● Problem: Lines that hold the word "무한집합" should be located and copied.

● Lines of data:

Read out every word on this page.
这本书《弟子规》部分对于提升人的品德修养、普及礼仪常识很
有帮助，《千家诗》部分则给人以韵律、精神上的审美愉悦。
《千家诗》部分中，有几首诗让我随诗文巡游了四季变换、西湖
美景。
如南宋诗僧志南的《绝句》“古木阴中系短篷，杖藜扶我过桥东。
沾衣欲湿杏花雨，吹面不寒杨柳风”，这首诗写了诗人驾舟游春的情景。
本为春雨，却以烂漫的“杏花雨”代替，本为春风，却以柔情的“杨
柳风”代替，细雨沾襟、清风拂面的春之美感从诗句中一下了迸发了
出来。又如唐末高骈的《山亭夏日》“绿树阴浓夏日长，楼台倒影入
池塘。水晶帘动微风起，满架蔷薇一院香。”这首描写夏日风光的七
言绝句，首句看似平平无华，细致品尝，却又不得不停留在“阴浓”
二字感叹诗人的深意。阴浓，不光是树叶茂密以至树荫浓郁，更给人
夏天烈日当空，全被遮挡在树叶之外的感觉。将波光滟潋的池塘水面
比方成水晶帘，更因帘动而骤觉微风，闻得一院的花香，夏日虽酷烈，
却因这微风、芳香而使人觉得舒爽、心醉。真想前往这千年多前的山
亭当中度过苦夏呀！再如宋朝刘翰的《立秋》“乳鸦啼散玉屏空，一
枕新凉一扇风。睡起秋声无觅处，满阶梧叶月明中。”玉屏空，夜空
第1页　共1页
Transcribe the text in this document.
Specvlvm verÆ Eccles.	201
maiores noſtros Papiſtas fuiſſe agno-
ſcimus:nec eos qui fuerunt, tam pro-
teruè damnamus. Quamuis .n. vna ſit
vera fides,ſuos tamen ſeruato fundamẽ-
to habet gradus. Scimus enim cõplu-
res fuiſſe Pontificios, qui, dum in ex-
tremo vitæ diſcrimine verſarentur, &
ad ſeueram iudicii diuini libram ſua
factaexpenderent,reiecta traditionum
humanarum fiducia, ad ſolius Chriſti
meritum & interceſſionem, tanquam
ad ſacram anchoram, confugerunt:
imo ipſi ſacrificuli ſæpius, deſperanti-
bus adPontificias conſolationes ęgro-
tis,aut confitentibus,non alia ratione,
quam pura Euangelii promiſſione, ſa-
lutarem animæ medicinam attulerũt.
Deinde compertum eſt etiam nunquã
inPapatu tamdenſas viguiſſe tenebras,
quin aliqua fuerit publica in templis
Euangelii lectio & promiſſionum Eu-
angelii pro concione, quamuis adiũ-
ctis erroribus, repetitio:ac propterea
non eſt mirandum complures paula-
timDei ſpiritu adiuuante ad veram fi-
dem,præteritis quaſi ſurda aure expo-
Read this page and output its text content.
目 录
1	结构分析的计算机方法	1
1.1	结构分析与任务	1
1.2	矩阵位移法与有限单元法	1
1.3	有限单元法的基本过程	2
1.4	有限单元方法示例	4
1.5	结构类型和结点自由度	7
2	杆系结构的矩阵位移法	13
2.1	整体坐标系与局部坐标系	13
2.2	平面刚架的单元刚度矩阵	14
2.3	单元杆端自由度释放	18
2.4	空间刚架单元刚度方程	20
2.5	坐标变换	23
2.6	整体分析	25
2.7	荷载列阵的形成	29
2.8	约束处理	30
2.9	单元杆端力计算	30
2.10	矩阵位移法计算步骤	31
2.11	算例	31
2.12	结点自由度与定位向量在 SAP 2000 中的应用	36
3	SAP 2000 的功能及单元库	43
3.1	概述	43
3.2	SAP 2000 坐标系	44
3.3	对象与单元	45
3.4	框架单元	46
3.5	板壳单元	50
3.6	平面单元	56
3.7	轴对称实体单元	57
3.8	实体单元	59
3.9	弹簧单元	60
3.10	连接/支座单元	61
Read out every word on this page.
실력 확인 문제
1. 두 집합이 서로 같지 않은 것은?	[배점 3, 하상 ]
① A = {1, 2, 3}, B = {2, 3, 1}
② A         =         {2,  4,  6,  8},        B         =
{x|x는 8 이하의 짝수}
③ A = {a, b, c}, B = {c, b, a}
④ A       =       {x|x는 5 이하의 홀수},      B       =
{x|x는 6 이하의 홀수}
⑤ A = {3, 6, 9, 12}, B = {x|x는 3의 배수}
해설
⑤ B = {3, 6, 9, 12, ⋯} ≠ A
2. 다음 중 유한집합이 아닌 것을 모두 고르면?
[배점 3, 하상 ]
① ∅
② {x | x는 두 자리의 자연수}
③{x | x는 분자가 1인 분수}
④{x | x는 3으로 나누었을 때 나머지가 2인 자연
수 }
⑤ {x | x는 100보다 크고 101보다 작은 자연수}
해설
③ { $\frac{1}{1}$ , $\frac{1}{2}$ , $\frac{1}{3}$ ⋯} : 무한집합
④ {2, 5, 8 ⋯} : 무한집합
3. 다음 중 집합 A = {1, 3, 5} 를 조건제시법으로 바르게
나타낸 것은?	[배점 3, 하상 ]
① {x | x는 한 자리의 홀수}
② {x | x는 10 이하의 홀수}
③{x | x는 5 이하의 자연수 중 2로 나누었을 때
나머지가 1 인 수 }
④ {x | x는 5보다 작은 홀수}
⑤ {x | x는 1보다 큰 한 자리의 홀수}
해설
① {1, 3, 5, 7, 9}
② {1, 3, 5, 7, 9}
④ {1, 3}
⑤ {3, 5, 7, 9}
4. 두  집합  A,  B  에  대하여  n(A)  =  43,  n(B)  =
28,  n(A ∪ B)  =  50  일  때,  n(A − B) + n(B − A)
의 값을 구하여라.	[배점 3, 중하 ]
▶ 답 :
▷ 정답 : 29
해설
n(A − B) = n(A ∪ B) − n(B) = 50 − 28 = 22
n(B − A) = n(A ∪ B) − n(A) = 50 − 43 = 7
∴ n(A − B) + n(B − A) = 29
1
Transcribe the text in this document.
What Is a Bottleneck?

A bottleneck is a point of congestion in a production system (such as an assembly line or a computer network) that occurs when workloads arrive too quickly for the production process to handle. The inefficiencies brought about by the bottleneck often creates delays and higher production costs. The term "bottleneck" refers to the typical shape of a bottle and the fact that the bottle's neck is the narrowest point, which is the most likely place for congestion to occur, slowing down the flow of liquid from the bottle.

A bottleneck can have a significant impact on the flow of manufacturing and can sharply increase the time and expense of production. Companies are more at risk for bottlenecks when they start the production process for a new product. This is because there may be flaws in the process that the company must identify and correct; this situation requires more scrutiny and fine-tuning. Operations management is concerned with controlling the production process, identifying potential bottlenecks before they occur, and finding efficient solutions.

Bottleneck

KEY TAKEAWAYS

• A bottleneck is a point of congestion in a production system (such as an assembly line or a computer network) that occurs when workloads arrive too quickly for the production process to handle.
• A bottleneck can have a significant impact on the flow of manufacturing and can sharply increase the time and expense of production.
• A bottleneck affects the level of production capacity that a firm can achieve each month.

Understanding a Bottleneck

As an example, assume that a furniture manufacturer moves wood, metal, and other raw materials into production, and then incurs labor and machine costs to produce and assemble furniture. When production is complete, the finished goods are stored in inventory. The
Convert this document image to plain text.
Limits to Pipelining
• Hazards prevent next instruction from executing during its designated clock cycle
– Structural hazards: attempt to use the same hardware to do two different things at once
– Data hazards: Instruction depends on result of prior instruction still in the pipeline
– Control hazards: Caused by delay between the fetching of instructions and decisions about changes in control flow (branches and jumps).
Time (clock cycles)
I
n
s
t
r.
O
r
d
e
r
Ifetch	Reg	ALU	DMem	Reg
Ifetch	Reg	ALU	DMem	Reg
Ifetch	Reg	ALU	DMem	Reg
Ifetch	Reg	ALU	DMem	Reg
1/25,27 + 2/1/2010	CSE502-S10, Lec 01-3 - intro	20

● Response to this exercise:
③ { $\frac{1}{1}$ , $\frac{1}{2}$ , $\frac{1}{3}$ ⋯} : 무한집합
④ {2, 5, 8 ⋯} : 무한집합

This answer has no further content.